Wednesday, May 10, 2023

Yeah, It's Real

 


It's May 10 and already the wildfire 'season' is well advanced.  This year it appears to be Alberta's turn, which will then turn into Saskatchewan's, turn, then Manitoba's, and then Ontarians will be complaining because of our smoke.  While we may have been living with it for weeks, or - given it's only May - months.  For me, personally, the smoke became an issue yesterday with high pollution indexes for the entire city, during a heat wave (seriously, in early MAY?)

Yes, we have wild fires.  Never this bad, this early.

The photo is from last night and shows the smoke dispersion over Alberta.  The red is the very high concentrations of smoke, most likely over the actual big fires burning.  The mountains are holding some of it back, but we have our own fires and yesterday the skies here were yellow with it.

This is one of the faces of climate change.  The next face will be after the rains come and there is no vegetation left to help the water soak into the soil, and then the water runs off with the topsoil.  In Alberta, especially, this is going to be a disaster for agriculture.  And lord help us if the fires get into the tar sands and that lights up.

There is already too much carbon in the atmosphere and this smoke?  Is full of it and increasing an already overly burdened atmosphere with yet more carbon.  And round and round we go.

== Dataset section ==
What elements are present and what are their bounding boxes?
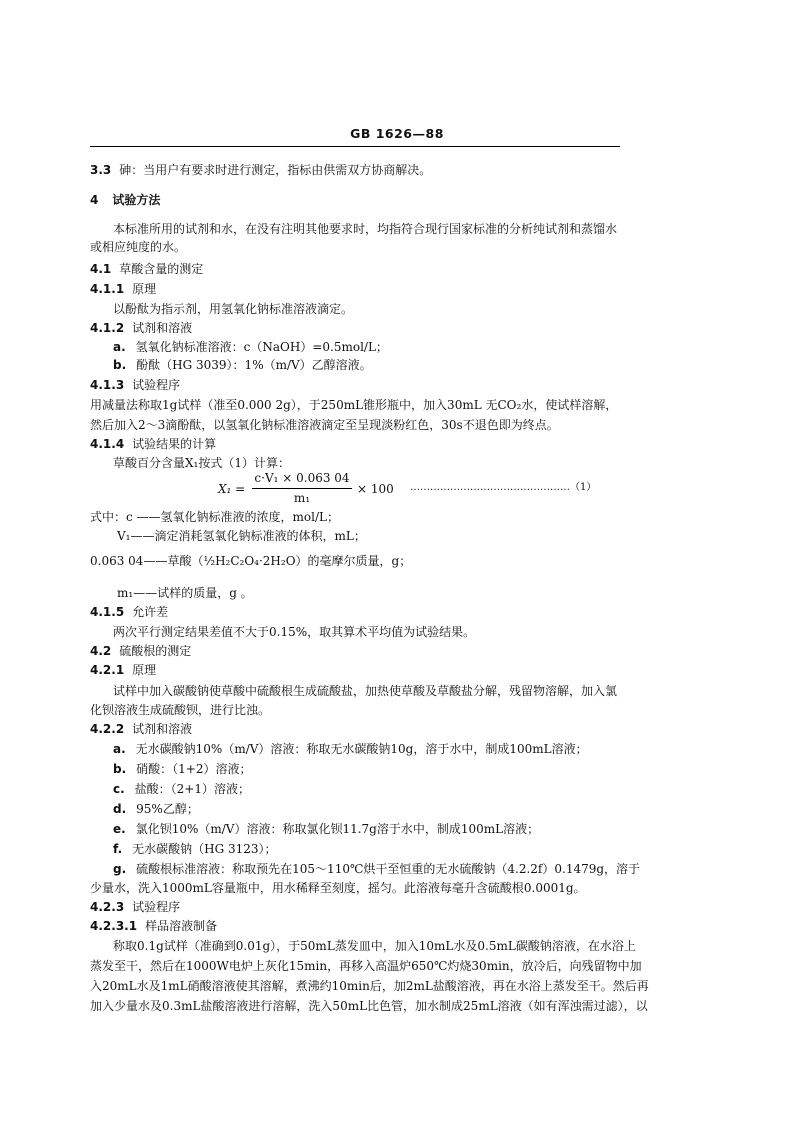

== Exercise instructions ==
1/ Replace "agriculture" with "farming" and write out everything in the wildfire post from "This is one" down to "that lights up.".
2/ Using the wildfire post, say whether each statement agrees with it. Answer yes or no and quote the words that decide it.
(a) The smoke became a personal issue for the writer yesterday.
(b) The mountains are holding all of the smoke back.
(c) The wildfires have never been this bad this early.
None of the material is needed for what follows.

== Task answers ==
1/
This is one of the faces of climate change.  The next face will be after the rains come and there is no vegetation left to help the water soak into the soil, and then the water runs off with the topsoil.  In Alberta, especially, this is going to be a disaster for farming.  And lord help us if the fires get into the tar sands and that lights up.

2/
(a) Yes: "For me, personally, the smoke became an issue yesterday with high pollution indexes for the entire city"
(b) No: "The mountains are holding some of it back"
(c) Yes: "Never this bad, this early."